(WRITTEN INSTRUCTION):
Report all lines from the entries below in which "groups" appears.

(RECORDS FOR THIS TASK):
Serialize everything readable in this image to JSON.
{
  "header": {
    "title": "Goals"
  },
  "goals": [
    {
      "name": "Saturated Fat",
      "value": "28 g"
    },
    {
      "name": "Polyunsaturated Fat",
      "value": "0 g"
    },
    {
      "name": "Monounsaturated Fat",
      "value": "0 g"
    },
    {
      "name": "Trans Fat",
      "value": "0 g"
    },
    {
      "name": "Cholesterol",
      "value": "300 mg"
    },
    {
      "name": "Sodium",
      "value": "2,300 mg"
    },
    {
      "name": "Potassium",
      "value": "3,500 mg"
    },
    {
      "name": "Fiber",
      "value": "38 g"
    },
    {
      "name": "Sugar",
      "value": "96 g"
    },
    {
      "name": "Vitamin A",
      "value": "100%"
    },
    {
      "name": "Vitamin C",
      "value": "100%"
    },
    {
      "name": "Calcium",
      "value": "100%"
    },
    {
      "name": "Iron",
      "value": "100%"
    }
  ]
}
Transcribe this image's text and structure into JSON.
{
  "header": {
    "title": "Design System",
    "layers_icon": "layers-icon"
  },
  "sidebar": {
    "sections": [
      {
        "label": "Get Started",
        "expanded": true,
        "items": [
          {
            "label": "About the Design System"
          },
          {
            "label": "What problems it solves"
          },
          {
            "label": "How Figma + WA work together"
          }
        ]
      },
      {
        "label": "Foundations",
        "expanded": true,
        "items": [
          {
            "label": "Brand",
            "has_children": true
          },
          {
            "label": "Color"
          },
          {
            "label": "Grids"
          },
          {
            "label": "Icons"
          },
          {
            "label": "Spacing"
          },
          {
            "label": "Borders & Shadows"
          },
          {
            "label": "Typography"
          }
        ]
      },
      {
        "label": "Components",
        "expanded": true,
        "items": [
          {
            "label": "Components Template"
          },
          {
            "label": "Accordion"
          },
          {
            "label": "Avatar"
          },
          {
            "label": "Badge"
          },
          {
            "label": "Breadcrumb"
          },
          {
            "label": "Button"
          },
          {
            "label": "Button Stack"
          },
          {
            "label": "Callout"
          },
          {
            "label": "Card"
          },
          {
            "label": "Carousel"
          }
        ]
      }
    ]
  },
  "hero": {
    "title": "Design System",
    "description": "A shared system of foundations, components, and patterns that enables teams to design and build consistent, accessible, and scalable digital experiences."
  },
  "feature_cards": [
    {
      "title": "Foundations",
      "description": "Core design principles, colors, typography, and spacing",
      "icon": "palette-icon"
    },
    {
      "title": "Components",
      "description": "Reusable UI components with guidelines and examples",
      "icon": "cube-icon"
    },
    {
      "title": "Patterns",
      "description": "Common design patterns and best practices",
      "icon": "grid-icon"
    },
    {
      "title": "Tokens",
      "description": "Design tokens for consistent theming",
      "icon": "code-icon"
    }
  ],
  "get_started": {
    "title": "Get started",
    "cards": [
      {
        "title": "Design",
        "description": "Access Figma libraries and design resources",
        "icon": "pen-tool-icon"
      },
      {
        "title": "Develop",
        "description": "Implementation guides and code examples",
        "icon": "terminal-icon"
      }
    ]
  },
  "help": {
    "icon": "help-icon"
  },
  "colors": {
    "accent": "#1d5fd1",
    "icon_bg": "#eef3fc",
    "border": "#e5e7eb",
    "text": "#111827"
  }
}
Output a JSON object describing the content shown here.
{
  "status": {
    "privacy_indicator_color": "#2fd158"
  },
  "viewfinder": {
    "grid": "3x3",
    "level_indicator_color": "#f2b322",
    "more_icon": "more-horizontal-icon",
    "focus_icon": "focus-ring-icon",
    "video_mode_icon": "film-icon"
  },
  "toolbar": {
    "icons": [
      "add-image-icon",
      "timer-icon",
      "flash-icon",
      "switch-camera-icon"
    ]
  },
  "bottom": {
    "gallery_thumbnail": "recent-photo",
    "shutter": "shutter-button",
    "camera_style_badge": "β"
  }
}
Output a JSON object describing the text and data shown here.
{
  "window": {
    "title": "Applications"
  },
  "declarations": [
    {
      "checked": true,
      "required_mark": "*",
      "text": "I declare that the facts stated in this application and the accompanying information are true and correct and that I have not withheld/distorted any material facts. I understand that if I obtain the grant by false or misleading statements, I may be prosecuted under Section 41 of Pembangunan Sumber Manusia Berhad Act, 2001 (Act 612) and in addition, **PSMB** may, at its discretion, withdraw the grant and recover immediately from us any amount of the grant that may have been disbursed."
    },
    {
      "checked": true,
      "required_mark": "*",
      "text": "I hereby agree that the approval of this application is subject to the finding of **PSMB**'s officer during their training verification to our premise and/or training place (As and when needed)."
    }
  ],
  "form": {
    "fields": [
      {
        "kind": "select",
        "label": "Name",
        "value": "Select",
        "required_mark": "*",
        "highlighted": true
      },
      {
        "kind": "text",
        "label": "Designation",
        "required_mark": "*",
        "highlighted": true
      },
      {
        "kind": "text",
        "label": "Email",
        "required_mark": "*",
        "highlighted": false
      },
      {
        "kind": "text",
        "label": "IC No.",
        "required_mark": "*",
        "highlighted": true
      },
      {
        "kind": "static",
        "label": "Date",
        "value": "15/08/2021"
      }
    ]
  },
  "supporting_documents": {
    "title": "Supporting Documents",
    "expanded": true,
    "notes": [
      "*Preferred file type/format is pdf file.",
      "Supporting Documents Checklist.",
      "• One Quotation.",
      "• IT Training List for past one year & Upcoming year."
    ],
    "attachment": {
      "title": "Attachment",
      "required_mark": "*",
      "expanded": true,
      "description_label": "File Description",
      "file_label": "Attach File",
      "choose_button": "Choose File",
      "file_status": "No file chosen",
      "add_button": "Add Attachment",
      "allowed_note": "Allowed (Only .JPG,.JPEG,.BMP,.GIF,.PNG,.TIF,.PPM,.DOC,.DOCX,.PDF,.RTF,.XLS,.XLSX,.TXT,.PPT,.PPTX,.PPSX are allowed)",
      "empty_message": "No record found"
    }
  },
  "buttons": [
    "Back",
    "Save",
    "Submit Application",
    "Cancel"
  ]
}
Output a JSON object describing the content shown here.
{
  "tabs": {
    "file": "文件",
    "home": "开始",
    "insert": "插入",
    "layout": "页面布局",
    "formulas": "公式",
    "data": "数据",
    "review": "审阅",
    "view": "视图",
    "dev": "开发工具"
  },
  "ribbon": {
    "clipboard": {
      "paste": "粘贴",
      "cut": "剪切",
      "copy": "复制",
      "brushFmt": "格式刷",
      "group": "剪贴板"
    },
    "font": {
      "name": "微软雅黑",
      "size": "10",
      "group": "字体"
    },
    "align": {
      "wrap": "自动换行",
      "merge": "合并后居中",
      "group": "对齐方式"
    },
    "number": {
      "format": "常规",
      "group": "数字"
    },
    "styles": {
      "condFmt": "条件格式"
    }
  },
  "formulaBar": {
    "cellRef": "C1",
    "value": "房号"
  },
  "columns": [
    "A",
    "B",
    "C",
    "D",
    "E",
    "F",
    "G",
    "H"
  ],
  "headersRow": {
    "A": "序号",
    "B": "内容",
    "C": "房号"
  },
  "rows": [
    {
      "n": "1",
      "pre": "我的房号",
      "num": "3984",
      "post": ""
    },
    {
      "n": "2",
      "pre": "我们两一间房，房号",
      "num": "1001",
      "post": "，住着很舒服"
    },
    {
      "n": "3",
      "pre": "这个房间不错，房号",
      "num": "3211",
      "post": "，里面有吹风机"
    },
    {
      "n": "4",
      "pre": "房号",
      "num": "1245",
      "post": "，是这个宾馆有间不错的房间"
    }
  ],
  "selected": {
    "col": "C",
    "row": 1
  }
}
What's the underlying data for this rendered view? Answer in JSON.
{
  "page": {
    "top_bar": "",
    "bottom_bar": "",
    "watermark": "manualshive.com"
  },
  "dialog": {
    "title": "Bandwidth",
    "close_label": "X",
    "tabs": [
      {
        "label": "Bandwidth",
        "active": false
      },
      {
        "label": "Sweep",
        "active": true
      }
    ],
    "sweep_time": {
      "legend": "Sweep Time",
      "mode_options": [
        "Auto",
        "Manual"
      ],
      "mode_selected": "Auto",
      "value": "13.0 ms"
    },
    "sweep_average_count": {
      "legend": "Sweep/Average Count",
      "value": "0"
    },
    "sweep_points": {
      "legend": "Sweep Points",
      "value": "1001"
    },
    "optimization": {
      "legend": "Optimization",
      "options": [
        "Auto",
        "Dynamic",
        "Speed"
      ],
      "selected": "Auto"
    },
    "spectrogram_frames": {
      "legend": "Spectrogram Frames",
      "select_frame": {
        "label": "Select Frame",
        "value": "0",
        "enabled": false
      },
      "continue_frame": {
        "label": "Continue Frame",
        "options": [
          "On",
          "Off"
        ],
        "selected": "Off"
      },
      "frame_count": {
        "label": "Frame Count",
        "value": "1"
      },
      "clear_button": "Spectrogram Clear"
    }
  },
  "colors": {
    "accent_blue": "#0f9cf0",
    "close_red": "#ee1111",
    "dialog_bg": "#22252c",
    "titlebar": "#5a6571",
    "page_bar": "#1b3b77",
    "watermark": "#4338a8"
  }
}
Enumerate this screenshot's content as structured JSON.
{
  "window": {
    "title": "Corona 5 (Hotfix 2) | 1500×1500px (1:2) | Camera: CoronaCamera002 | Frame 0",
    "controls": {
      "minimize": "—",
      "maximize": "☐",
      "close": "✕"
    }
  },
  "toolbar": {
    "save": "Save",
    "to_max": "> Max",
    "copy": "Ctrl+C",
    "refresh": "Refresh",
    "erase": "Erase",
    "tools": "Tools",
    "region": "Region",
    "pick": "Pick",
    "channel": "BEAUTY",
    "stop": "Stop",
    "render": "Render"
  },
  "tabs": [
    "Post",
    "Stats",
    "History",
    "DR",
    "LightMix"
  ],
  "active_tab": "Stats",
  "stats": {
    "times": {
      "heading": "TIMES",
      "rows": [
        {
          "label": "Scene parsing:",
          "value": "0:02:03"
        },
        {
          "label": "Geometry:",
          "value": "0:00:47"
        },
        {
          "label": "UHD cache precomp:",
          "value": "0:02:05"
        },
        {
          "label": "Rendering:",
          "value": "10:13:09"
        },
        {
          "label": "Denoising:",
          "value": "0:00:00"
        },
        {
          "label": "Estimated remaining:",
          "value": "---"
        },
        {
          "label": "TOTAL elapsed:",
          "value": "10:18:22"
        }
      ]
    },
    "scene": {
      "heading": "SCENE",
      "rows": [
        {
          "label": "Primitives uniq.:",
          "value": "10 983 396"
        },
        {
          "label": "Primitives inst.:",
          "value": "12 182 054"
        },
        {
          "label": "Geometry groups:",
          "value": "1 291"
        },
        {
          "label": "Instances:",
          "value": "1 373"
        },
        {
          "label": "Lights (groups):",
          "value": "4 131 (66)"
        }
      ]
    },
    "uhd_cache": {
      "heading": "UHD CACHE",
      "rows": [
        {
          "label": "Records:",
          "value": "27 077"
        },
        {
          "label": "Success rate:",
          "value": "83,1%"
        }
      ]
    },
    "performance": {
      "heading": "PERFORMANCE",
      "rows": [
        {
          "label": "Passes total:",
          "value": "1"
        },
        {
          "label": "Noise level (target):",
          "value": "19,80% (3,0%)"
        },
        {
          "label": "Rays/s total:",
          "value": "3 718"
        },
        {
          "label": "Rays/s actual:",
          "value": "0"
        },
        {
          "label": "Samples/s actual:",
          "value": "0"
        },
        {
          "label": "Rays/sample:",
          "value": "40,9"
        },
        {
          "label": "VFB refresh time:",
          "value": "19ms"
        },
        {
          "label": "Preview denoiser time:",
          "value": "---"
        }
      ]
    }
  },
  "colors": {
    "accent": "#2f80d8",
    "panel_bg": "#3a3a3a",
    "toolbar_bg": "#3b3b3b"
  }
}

(TASK ANSWER):
          "label": "Geometry groups:",
          "label": "Lights (groups):",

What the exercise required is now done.